Exercise objective:
Count how many lines contain "músculos" and reply with that number only.
+++ Entries provided
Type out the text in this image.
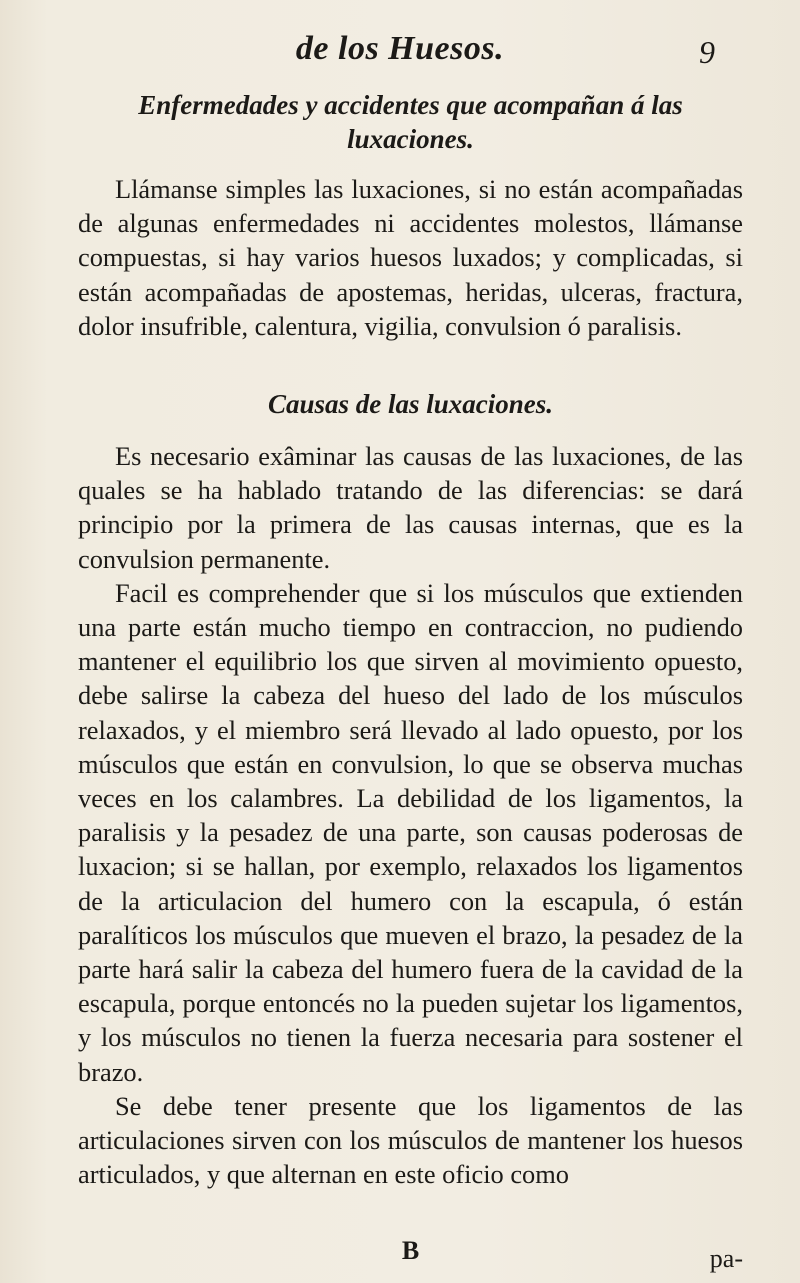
de los Huesos.	9
Enfermedades y accidentes que acompañan á las luxaciones.

Llámanse simples las luxaciones, si no están acompañadas de algunas enfermedades ni accidentes molestos, llámanse compuestas, si hay varios huesos luxados; y complicadas, si están acompañadas de apostemas, heridas, ulceras, fractura, dolor insufrible, calentura, vigilia, convulsion ó paralisis.

Causas de las luxaciones.

Es necesario exâminar las causas de las luxaciones, de las quales se ha hablado tratando de las diferencias: se dará principio por la primera de las causas internas, que es la convulsion permanente.

Facil es comprehender que si los músculos que extienden una parte están mucho tiempo en contraccion, no pudiendo mantener el equilibrio los que sirven al movimiento opuesto, debe salirse la cabeza del hueso del lado de los músculos relaxados, y el miembro será llevado al lado opuesto, por los músculos que están en convulsion, lo que se observa muchas veces en los calambres. La debilidad de los ligamentos, la paralisis y la pesadez de una parte, son causas poderosas de luxacion; si se hallan, por exemplo, relaxados los ligamentos de la articulacion del humero con la escapula, ó están paralíticos los músculos que mueven el brazo, la pesadez de la parte hará salir la cabeza del humero fuera de la cavidad de la escapula, porque entoncés no la pueden sujetar los ligamentos, y los músculos no tienen la fuerza necesaria para sostener el brazo.

Se debe tener presente que los ligamentos de las articulaciones sirven con los músculos de mantener los huesos articulados, y que alternan en este oficio como

B	pa-
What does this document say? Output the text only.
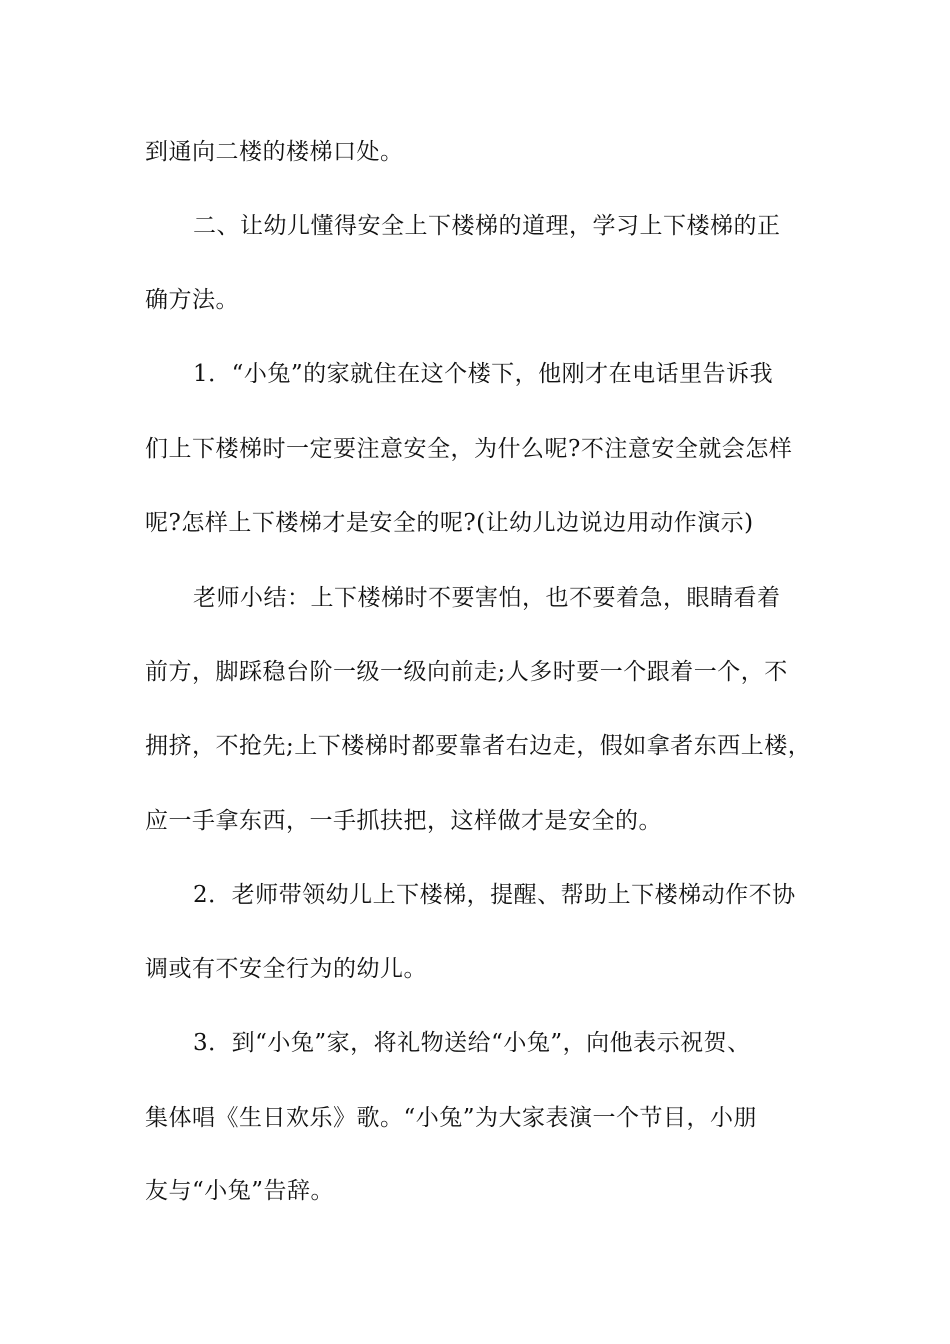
到通向二楼的楼梯口处。
二、让幼儿懂得安全上下楼梯的道理，学习上下楼梯的正
确方法。
1．“小兔”的家就住在这个楼下，他刚才在电话里告诉我
们上下楼梯时一定要注意安全，为什么呢?不注意安全就会怎样
呢?怎样上下楼梯才是安全的呢?(让幼儿边说边用动作演示)
老师小结：上下楼梯时不要害怕，也不要着急，眼睛看着
前方，脚踩稳台阶一级一级向前走;人多时要一个跟着一个，不
拥挤，不抢先;上下楼梯时都要靠者右边走，假如拿者东西上楼，
应一手拿东西，一手抓扶把，这样做才是安全的。
2．老师带领幼儿上下楼梯，提醒、帮助上下楼梯动作不协
调或有不安全行为的幼儿。
3．到“小兔”家，将礼物送给“小兔”，向他表示祝贺、
集体唱《生日欢乐》歌。“小兔”为大家表演一个节目，小朋
友与“小兔”告辞。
++++++
Written solution:
2